● **To be done**
Lines before the one containing "OCR this image." are excluded; reproduce that line and all lines after it in the entries below, exactly.

(Records from a data source)
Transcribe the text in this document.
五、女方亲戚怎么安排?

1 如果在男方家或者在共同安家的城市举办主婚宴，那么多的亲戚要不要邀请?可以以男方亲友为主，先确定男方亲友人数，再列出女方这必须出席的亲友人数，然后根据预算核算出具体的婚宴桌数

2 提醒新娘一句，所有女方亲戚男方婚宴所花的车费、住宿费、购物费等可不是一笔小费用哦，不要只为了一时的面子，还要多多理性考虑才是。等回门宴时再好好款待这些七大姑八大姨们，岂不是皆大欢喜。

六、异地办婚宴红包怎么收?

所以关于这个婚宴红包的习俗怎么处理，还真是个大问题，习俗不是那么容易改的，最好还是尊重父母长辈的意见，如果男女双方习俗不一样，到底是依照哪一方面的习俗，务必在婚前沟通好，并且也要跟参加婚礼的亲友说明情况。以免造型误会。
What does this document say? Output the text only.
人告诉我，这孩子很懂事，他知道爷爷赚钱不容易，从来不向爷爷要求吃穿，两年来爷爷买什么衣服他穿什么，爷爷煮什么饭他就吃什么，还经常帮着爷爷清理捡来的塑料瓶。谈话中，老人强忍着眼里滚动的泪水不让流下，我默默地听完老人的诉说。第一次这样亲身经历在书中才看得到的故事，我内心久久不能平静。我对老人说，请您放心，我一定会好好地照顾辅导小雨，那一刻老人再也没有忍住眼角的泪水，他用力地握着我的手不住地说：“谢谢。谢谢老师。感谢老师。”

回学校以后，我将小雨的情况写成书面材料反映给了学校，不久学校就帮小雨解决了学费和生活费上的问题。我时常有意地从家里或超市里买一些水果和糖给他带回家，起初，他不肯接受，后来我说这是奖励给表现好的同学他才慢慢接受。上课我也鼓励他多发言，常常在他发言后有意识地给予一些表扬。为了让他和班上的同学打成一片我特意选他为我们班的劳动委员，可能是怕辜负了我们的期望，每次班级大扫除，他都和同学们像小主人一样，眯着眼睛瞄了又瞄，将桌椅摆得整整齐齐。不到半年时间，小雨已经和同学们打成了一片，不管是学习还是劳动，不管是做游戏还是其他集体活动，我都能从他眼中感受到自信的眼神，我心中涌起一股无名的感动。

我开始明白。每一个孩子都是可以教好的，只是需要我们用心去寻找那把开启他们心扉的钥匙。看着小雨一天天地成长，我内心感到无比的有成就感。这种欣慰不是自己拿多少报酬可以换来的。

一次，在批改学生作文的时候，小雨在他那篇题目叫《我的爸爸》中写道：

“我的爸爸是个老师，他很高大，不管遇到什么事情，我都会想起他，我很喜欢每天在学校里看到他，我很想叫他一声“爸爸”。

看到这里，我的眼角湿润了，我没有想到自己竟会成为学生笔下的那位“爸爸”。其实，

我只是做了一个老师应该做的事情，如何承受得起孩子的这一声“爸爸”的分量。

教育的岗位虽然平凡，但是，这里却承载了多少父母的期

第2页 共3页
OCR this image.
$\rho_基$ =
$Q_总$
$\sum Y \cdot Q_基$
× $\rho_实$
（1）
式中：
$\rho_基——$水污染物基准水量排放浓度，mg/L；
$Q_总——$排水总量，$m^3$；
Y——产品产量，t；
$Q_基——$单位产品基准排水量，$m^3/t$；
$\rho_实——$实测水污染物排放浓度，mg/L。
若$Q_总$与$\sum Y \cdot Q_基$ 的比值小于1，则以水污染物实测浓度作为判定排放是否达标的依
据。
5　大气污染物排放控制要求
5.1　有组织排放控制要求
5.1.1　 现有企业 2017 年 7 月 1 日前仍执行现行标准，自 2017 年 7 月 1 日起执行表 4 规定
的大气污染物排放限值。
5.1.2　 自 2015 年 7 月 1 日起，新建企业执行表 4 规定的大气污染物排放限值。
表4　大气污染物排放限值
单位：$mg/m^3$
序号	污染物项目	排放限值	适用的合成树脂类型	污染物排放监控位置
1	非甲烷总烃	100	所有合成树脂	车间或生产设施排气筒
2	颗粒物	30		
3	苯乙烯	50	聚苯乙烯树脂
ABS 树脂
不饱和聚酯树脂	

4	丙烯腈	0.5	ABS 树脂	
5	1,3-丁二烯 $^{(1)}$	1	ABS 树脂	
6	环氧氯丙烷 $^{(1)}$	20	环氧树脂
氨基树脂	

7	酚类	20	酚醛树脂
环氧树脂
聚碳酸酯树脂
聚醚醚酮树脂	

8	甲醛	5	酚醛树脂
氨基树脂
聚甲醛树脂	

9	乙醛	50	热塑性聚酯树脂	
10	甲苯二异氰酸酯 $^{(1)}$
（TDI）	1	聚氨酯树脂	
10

● **Output of the exercise**
OCR this image.
$\rho_基$ =
$Q_总$
$\sum Y \cdot Q_基$
× $\rho_实$
（1）
式中：
$\rho_基——$水污染物基准水量排放浓度，mg/L；
$Q_总——$排水总量，$m^3$；
Y——产品产量，t；
$Q_基——$单位产品基准排水量，$m^3/t$；
$\rho_实——$实测水污染物排放浓度，mg/L。
若$Q_总$与$\sum Y \cdot Q_基$ 的比值小于1，则以水污染物实测浓度作为判定排放是否达标的依
据。
5　大气污染物排放控制要求
5.1　有组织排放控制要求
5.1.1　 现有企业 2017 年 7 月 1 日前仍执行现行标准，自 2017 年 7 月 1 日起执行表 4 规定
的大气污染物排放限值。
5.1.2　 自 2015 年 7 月 1 日起，新建企业执行表 4 规定的大气污染物排放限值。
表4　大气污染物排放限值
单位：$mg/m^3$
序号	污染物项目	排放限值	适用的合成树脂类型	污染物排放监控位置
1	非甲烷总烃	100	所有合成树脂	车间或生产设施排气筒
2	颗粒物	30		
3	苯乙烯	50	聚苯乙烯树脂
ABS 树脂
不饱和聚酯树脂	

4	丙烯腈	0.5	ABS 树脂	
5	1,3-丁二烯 $^{(1)}$	1	ABS 树脂	
6	环氧氯丙烷 $^{(1)}$	20	环氧树脂
氨基树脂	

7	酚类	20	酚醛树脂
环氧树脂
聚碳酸酯树脂
聚醚醚酮树脂	

8	甲醛	5	酚醛树脂
氨基树脂
聚甲醛树脂	

9	乙醛	50	热塑性聚酯树脂	
10	甲苯二异氰酸酯 $^{(1)}$
（TDI）	1	聚氨酯树脂	
10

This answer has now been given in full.